======== MATERIAL FOR THIS TASK

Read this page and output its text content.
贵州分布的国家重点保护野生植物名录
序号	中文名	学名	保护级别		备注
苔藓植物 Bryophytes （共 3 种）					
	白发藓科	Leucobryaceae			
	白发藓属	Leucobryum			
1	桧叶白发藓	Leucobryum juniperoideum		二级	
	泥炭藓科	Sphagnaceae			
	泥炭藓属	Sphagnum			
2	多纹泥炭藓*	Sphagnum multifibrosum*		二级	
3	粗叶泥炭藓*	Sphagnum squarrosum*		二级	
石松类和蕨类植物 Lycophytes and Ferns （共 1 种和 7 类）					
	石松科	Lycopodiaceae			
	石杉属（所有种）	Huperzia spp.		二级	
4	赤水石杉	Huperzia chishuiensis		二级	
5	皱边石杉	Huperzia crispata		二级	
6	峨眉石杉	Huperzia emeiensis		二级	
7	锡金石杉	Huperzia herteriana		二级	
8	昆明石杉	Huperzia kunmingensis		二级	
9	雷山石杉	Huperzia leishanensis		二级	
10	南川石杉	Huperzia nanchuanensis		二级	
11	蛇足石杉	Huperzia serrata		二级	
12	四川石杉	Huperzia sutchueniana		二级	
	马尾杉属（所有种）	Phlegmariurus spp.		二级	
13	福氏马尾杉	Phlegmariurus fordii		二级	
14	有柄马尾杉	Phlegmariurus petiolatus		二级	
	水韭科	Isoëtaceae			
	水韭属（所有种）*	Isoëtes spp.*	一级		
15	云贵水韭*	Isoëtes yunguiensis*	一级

================
======== MATERIAL FOR THIS TASK

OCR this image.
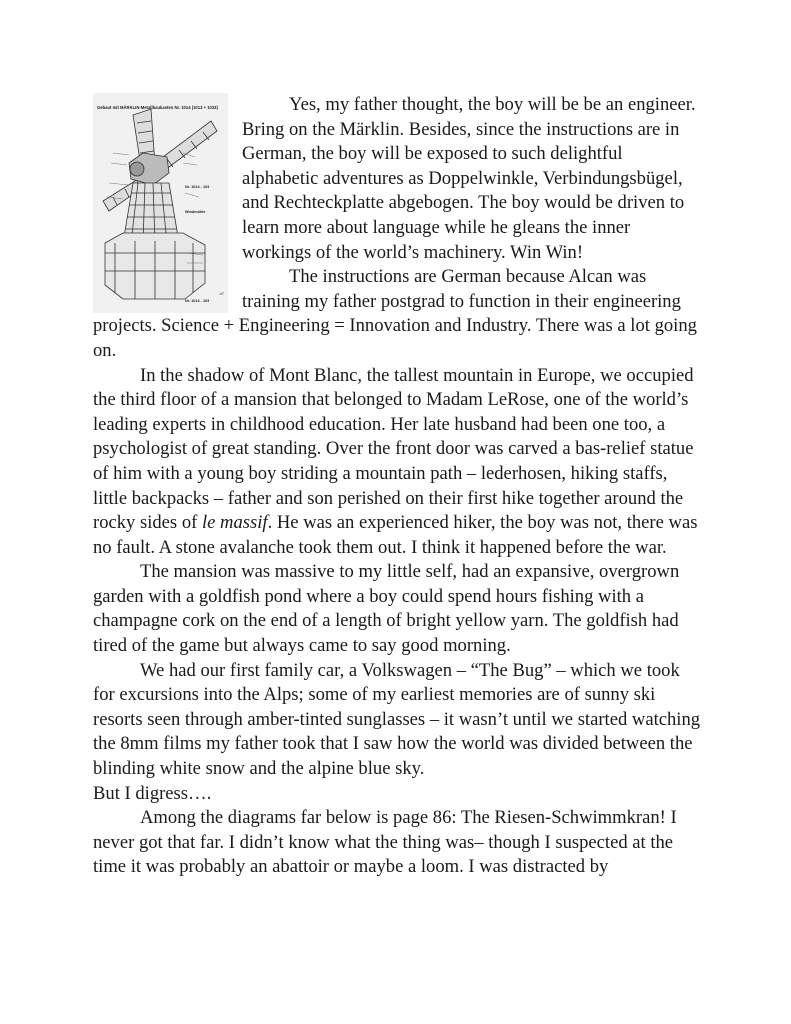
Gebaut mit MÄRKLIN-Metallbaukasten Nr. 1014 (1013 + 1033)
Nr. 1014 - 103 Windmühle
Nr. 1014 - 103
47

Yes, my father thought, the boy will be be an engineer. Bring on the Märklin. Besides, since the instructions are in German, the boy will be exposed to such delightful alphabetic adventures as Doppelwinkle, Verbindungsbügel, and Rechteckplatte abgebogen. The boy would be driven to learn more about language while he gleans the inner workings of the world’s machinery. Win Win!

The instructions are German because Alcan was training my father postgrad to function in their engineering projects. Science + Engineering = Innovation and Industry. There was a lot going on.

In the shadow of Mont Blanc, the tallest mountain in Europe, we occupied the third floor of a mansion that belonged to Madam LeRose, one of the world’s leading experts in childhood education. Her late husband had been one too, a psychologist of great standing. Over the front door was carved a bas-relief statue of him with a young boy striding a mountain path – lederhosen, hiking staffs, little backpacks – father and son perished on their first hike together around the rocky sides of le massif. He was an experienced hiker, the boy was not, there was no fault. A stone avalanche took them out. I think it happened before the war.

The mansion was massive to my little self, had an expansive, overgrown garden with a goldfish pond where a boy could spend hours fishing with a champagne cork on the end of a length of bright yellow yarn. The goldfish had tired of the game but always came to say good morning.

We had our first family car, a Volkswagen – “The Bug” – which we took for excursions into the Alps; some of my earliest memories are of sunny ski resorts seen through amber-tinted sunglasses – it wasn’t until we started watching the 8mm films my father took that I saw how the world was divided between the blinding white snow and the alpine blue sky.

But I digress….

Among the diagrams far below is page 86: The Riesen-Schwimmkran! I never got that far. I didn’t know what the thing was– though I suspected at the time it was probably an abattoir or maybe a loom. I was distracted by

================

_WHAT YOU NEED TO DO_
Search the data above for the string "Leucobryum" and return every line that has it.

_RESPONSE TO THIS EXERCISE_
	白发藓属	Leucobryum			
1	桧叶白发藓	Leucobryum juniperoideum		二级	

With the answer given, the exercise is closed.